## [Required actions]
(1) In the interview about Tchividjian and Coral Ridge, on what date did he survive a vote to remove him from leadership?
(2) Write the next part of the interview about Tchividjian and Coral Ridge, starting right after its final sentence.

--- Text block ---

{ARGIEF}

Tchividjian’s church plant, New City, merged with the larger Coral Ridge, but the honeymoon was short-lived. Seven months later a group of church members, headed by Kennedy’s daughter, circulated a petition calling for his removal. On September 20, 2009, Tchividjian survived a vote to remove him from leadership.

Today Coral Ridge has largely moved past the conflict and is thriving. Tchividjian’s energy and enthusiasm (some Coral Ridge staffers call him “the tornado”) belie the recent ordeal. Drew Dyck sat down with Tchividjian to discuss how he endured those dark days, what he learned, and how he found light on the other side.

How did you respond when you received the invitation to come to Coral Ridge?

I was humbled. I was honored. But I wasn’t interested, for a variety of reasons. First of all New City, the church I had planted and pastored for five years, was going strong. God was doing great things in and through that church and I was very happy there. I also wasn’t naïve. I knew that whoever comes in after a founder is probably going to be gone in a year or two. The success rate of guys who follow a founding pastor isn’t great.

Second, Coral Ridge had been in pretty serious decline for 10 or 15 years. While everybody outside the church knew it was declining, most people inside the church thought everything was just fine. There were some people who realized things needed to change, but for the most part people in charge thought everything was okay. So I said “no.” They came back to me two months later and asked if I would reconsider. Again I said, “I’m humbled. I’m honored. But no thank you.”

What finally changed your mind?

They came back five months later, in December of 2008, and asked me to reconsider. And at that time we started talking about merging the two churches. So my ears perked up a little. We were having multiple services in a high school auditorium, so we were looking for property.

People would grab me in the hallway between services and say, “You’re ruining this church, and I’m going to do everything I can to stop you.”

--- Recorded data ---

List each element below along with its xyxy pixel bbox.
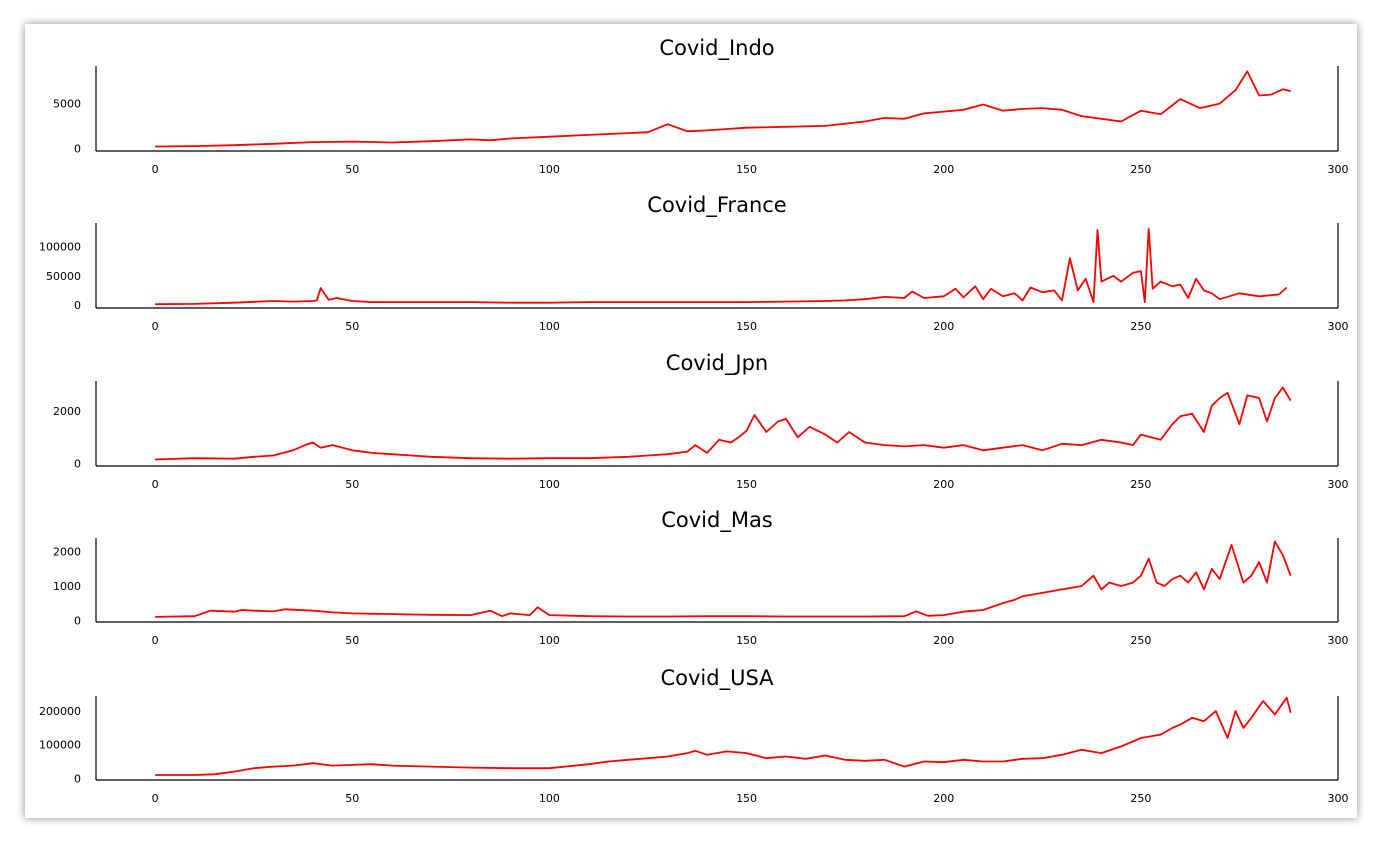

---

## [The replies]
(1) September 20, 2009

(2)
We’d set aside some money, and were actively pursuing properties. And so it was initially intriguing to me because I thought, This could be God’s remarkable way of giving us the property that we need. They need a leader; we need a building. But that was really secondary. I started to envision how a merger could potentially serve as a model for other churches. But I knew it wasn’t going to be an easy transition, taking on an established church that had only ever had one pastor and preacher. It wasn’t like wow, we get the big building! We knew that it was going to be hell on earth. We couldn’t predict the specifics of what we were going to face, but we knew it was coming.

Some of the reasons you were opposed seem trivial. You didn’t wear a robe, like Dr. Kennedy did. You weren’t political enough from the pulpit. Was there something beneath those objections?

Not preaching politics was a big one. But yes, I’m sure there was something underlying those complaints. Part of it may have been an old-fashioned power struggle. There were people who had been in places of power under Kennedy who felt that this was their church, and they should be in charge of running it. I think some of them probably saw in me a young guy who would be wide-eyed by coming here and would basically do whatever they said. What they underestimated was that we had prayed and thought hard about what God wanted this church to be, and we were very determined to get there.

What was your initial reaction to the resistance?

Well, we expected it. But it’s one thing to talk about war and another to be a soldier on the ground when the bullets are flying. It was hard. It was the first time in my life where I was leading a church where I knew many people didn’t like me.

Things started blowing up pretty quickly because there were things that had to change immediately. There were issues on staff that had to be addressed immediately, dangerous things. Yet if you’re not in the know, all you see are these changes taking place. To some it looked like we were just being disrespectful, that we were bulls in a china shop. We were coming in as the guest and taking over. So there were a lot of those kinds of accusations. They weren’t accurate, but we couldn’t disclose all the reasons we had to make the changes.

It was tremendously uncomfortable coming to worship every Sunday morning during that time not knowing who liked you and who hated you. There were people in the choir who, when I would stand up to preach, would get up and walk out. People would sit in the front row and just stare me down as I preached. It was extremely uncomfortable. People would grab me in the hallway between services and say, “You’re ruining this church, and I’m going to do everything I can to stop you.” I would come out to my car and it would be keyed. Some people would stop at nothing to intimidate.

When I speak to pastors I say, “There is only one thing that will enable you to survive, and that’s the gospel.”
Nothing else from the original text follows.